● Exercise objective
Print the complete set of entries exactly.

Dataset records
___

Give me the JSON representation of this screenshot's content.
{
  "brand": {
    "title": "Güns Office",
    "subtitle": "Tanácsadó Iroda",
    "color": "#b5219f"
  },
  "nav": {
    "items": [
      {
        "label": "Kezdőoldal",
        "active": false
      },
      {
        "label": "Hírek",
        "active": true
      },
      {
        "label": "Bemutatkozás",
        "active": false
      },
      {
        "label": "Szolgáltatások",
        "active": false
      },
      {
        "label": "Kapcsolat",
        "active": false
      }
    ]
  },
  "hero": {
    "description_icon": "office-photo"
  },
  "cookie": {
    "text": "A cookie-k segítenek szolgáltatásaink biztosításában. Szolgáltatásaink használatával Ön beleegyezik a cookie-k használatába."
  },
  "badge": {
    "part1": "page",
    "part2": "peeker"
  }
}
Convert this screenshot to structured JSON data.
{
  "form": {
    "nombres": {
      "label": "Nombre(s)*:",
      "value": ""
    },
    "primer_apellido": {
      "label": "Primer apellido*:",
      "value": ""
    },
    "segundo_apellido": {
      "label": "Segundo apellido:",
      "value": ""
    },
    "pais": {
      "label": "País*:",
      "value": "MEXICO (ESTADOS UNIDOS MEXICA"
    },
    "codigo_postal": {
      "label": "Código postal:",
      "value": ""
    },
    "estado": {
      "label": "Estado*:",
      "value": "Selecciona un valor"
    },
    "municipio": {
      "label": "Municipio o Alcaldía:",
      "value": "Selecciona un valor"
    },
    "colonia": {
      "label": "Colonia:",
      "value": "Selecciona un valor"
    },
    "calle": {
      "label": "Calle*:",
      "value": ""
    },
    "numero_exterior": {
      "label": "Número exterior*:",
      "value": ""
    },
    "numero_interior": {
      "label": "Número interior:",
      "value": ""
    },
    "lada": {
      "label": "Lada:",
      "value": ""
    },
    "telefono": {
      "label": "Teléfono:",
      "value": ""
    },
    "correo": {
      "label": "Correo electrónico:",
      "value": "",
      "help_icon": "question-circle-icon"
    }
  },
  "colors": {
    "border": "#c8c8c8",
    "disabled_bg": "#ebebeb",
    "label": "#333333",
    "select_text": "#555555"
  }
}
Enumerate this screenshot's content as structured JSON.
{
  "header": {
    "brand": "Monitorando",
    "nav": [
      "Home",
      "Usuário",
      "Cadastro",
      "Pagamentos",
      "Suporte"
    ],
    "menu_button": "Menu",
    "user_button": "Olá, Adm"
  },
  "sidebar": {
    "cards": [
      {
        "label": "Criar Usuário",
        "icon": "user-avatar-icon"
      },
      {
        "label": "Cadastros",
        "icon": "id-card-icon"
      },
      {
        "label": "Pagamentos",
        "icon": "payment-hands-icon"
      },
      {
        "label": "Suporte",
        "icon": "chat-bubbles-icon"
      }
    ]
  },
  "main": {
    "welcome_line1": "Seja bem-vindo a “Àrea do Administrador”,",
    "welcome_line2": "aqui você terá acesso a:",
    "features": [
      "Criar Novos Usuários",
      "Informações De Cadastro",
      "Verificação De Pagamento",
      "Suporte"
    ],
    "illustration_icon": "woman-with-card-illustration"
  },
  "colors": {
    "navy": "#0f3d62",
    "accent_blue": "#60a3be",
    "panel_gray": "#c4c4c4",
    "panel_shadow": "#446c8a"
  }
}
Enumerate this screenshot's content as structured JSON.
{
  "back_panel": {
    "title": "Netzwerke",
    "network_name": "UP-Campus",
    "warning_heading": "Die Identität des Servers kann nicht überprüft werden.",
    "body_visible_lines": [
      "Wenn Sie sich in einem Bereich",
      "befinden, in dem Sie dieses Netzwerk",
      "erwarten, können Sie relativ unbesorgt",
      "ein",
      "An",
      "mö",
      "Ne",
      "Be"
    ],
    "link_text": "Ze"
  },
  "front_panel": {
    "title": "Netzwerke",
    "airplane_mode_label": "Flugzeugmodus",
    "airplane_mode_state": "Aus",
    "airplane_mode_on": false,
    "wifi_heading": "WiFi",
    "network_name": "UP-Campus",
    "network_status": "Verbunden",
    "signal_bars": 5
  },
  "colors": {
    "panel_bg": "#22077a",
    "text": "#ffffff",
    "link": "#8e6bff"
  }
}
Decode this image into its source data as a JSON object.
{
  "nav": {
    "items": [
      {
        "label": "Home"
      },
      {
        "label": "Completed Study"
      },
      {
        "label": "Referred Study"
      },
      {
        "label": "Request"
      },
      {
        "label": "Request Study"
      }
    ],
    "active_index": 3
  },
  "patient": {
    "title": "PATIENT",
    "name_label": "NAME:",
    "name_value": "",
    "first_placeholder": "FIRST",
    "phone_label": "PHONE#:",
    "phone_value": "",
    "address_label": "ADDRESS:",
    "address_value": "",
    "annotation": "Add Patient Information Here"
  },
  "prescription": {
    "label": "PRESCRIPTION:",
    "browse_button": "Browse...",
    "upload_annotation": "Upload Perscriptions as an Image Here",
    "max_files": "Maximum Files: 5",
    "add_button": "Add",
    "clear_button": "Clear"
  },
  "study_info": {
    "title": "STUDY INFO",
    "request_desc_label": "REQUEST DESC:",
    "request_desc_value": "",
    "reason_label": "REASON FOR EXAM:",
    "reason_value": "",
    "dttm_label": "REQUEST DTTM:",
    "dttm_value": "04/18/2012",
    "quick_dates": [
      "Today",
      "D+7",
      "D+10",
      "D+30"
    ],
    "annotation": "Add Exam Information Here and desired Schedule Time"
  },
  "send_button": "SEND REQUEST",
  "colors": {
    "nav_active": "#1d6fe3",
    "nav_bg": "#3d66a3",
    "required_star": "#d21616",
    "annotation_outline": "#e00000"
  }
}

___

● Result
Give me the JSON representation of this screenshot's content.
{
  "brand": {
    "title": "Güns Office",
    "subtitle": "Tanácsadó Iroda",
    "color": "#b5219f"
  },
  "nav": {
    "items": [
      {
        "label": "Kezdőoldal",
        "active": false
      },
      {
        "label": "Hírek",
        "active": true
      },
      {
        "label": "Bemutatkozás",
        "active": false
      },
      {
        "label": "Szolgáltatások",
        "active": false
      },
      {
        "label": "Kapcsolat",
        "active": false
      }
    ]
  },
  "hero": {
    "description_icon": "office-photo"
  },
  "cookie": {
    "text": "A cookie-k segítenek szolgáltatásaink biztosításában. Szolgáltatásaink használatával Ön beleegyezik a cookie-k használatába."
  },
  "badge": {
    "part1": "page",
    "part2": "peeker"
  }
}
Convert this screenshot to structured JSON data.
{
  "form": {
    "nombres": {
      "label": "Nombre(s)*:",
      "value": ""
    },
    "primer_apellido": {
      "label": "Primer apellido*:",
      "value": ""
    },
    "segundo_apellido": {
      "label": "Segundo apellido:",
      "value": ""
    },
    "pais": {
      "label": "País*:",
      "value": "MEXICO (ESTADOS UNIDOS MEXICA"
    },
    "codigo_postal": {
      "label": "Código postal:",
      "value": ""
    },
    "estado": {
      "label": "Estado*:",
      "value": "Selecciona un valor"
    },
    "municipio": {
      "label": "Municipio o Alcaldía:",
      "value": "Selecciona un valor"
    },
    "colonia": {
      "label": "Colonia:",
      "value": "Selecciona un valor"
    },
    "calle": {
      "label": "Calle*:",
      "value": ""
    },
    "numero_exterior": {
      "label": "Número exterior*:",
      "value": ""
    },
    "numero_interior": {
      "label": "Número interior:",
      "value": ""
    },
    "lada": {
      "label": "Lada:",
      "value": ""
    },
    "telefono": {
      "label": "Teléfono:",
      "value": ""
    },
    "correo": {
      "label": "Correo electrónico:",
      "value": "",
      "help_icon": "question-circle-icon"
    }
  },
  "colors": {
    "border": "#c8c8c8",
    "disabled_bg": "#ebebeb",
    "label": "#333333",
    "select_text": "#555555"
  }
}
Enumerate this screenshot's content as structured JSON.
{
  "header": {
    "brand": "Monitorando",
    "nav": [
      "Home",
      "Usuário",
      "Cadastro",
      "Pagamentos",
      "Suporte"
    ],
    "menu_button": "Menu",
    "user_button": "Olá, Adm"
  },
  "sidebar": {
    "cards": [
      {
        "label": "Criar Usuário",
        "icon": "user-avatar-icon"
      },
      {
        "label": "Cadastros",
        "icon": "id-card-icon"
      },
      {
        "label": "Pagamentos",
        "icon": "payment-hands-icon"
      },
      {
        "label": "Suporte",
        "icon": "chat-bubbles-icon"
      }
    ]
  },
  "main": {
    "welcome_line1": "Seja bem-vindo a “Àrea do Administrador”,",
    "welcome_line2": "aqui você terá acesso a:",
    "features": [
      "Criar Novos Usuários",
      "Informações De Cadastro",
      "Verificação De Pagamento",
      "Suporte"
    ],
    "illustration_icon": "woman-with-card-illustration"
  },
  "colors": {
    "navy": "#0f3d62",
    "accent_blue": "#60a3be",
    "panel_gray": "#c4c4c4",
    "panel_shadow": "#446c8a"
  }
}
Enumerate this screenshot's content as structured JSON.
{
  "back_panel": {
    "title": "Netzwerke",
    "network_name": "UP-Campus",
    "warning_heading": "Die Identität des Servers kann nicht überprüft werden.",
    "body_visible_lines": [
      "Wenn Sie sich in einem Bereich",
      "befinden, in dem Sie dieses Netzwerk",
      "erwarten, können Sie relativ unbesorgt",
      "ein",
      "An",
      "mö",
      "Ne",
      "Be"
    ],
    "link_text": "Ze"
  },
  "front_panel": {
    "title": "Netzwerke",
    "airplane_mode_label": "Flugzeugmodus",
    "airplane_mode_state": "Aus",
    "airplane_mode_on": false,
    "wifi_heading": "WiFi",
    "network_name": "UP-Campus",
    "network_status": "Verbunden",
    "signal_bars": 5
  },
  "colors": {
    "panel_bg": "#22077a",
    "text": "#ffffff",
    "link": "#8e6bff"
  }
}
Decode this image into its source data as a JSON object.
{
  "nav": {
    "items": [
      {
        "label": "Home"
      },
      {
        "label": "Completed Study"
      },
      {
        "label": "Referred Study"
      },
      {
        "label": "Request"
      },
      {
        "label": "Request Study"
      }
    ],
    "active_index": 3
  },
  "patient": {
    "title": "PATIENT",
    "name_label": "NAME:",
    "name_value": "",
    "first_placeholder": "FIRST",
    "phone_label": "PHONE#:",
    "phone_value": "",
    "address_label": "ADDRESS:",
    "address_value": "",
    "annotation": "Add Patient Information Here"
  },
  "prescription": {
    "label": "PRESCRIPTION:",
    "browse_button": "Browse...",
    "upload_annotation": "Upload Perscriptions as an Image Here",
    "max_files": "Maximum Files: 5",
    "add_button": "Add",
    "clear_button": "Clear"
  },
  "study_info": {
    "title": "STUDY INFO",
    "request_desc_label": "REQUEST DESC:",
    "request_desc_value": "",
    "reason_label": "REASON FOR EXAM:",
    "reason_value": "",
    "dttm_label": "REQUEST DTTM:",
    "dttm_value": "04/18/2012",
    "quick_dates": [
      "Today",
      "D+7",
      "D+10",
      "D+30"
    ],
    "annotation": "Add Exam Information Here and desired Schedule Time"
  },
  "send_button": "SEND REQUEST",
  "colors": {
    "nav_active": "#1d6fe3",
    "nav_bg": "#3d66a3",
    "required_star": "#d21616",
    "annotation_outline": "#e00000"
  }
}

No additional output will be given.